↓

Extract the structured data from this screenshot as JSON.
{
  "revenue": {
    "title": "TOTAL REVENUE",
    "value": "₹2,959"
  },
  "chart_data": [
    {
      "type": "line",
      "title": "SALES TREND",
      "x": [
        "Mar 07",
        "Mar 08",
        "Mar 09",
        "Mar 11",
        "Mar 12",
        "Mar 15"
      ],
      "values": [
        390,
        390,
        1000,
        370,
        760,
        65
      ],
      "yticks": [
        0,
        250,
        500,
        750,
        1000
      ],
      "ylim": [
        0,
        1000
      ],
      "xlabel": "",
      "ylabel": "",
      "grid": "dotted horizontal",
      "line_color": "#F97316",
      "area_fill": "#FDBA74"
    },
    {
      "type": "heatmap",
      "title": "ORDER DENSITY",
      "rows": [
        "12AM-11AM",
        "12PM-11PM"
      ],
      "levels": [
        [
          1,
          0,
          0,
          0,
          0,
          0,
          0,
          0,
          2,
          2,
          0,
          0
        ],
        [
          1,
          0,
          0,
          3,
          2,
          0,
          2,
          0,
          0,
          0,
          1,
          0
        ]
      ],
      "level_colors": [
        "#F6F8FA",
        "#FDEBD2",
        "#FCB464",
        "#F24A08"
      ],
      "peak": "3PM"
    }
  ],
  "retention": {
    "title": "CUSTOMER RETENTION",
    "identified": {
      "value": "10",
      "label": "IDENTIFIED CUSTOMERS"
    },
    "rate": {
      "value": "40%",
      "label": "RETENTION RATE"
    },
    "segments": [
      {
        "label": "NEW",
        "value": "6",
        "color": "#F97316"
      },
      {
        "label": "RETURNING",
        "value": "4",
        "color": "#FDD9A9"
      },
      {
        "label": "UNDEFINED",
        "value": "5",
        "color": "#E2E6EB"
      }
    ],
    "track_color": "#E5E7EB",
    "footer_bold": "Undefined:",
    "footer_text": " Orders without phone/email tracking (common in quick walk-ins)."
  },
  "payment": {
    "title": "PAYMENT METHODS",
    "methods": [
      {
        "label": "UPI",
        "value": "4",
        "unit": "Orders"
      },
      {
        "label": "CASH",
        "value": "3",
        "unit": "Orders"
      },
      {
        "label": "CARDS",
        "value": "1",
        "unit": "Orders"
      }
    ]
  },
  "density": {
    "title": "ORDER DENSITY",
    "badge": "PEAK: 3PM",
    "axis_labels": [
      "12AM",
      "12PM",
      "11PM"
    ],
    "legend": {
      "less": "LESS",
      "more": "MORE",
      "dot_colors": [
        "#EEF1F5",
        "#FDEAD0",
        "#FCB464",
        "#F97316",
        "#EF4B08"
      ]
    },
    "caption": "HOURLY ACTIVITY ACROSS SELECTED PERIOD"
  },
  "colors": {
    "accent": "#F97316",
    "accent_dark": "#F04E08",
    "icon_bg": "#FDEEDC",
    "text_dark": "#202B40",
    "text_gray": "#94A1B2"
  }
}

↑

Objective -> Nothing should be left out: return all of the records exactly.

Complete answer ->
Extract the structured data from this screenshot as JSON.
{
  "revenue": {
    "title": "TOTAL REVENUE",
    "value": "₹2,959"
  },
  "chart_data": [
    {
      "type": "line",
      "title": "SALES TREND",
      "x": [
        "Mar 07",
        "Mar 08",
        "Mar 09",
        "Mar 11",
        "Mar 12",
        "Mar 15"
      ],
      "values": [
        390,
        390,
        1000,
        370,
        760,
        65
      ],
      "yticks": [
        0,
        250,
        500,
        750,
        1000
      ],
      "ylim": [
        0,
        1000
      ],
      "xlabel": "",
      "ylabel": "",
      "grid": "dotted horizontal",
      "line_color": "#F97316",
      "area_fill": "#FDBA74"
    },
    {
      "type": "heatmap",
      "title": "ORDER DENSITY",
      "rows": [
        "12AM-11AM",
        "12PM-11PM"
      ],
      "levels": [
        [
          1,
          0,
          0,
          0,
          0,
          0,
          0,
          0,
          2,
          2,
          0,
          0
        ],
        [
          1,
          0,
          0,
          3,
          2,
          0,
          2,
          0,
          0,
          0,
          1,
          0
        ]
      ],
      "level_colors": [
        "#F6F8FA",
        "#FDEBD2",
        "#FCB464",
        "#F24A08"
      ],
      "peak": "3PM"
    }
  ],
  "retention": {
    "title": "CUSTOMER RETENTION",
    "identified": {
      "value": "10",
      "label": "IDENTIFIED CUSTOMERS"
    },
    "rate": {
      "value": "40%",
      "label": "RETENTION RATE"
    },
    "segments": [
      {
        "label": "NEW",
        "value": "6",
        "color": "#F97316"
      },
      {
        "label": "RETURNING",
        "value": "4",
        "color": "#FDD9A9"
      },
      {
        "label": "UNDEFINED",
        "value": "5",
        "color": "#E2E6EB"
      }
    ],
    "track_color": "#E5E7EB",
    "footer_bold": "Undefined:",
    "footer_text": " Orders without phone/email tracking (common in quick walk-ins)."
  },
  "payment": {
    "title": "PAYMENT METHODS",
    "methods": [
      {
        "label": "UPI",
        "value": "4",
        "unit": "Orders"
      },
      {
        "label": "CASH",
        "value": "3",
        "unit": "Orders"
      },
      {
        "label": "CARDS",
        "value": "1",
        "unit": "Orders"
      }
    ]
  },
  "density": {
    "title": "ORDER DENSITY",
    "badge": "PEAK: 3PM",
    "axis_labels": [
      "12AM",
      "12PM",
      "11PM"
    ],
    "legend": {
      "less": "LESS",
      "more": "MORE",
      "dot_colors": [
        "#EEF1F5",
        "#FDEAD0",
        "#FCB464",
        "#F97316",
        "#EF4B08"
      ]
    },
    "caption": "HOURLY ACTIVITY ACROSS SELECTED PERIOD"
  },
  "colors": {
    "accent": "#F97316",
    "accent_dark": "#F04E08",
    "icon_bg": "#FDEEDC",
    "text_dark": "#202B40",
    "text_gray": "#94A1B2"
  }
}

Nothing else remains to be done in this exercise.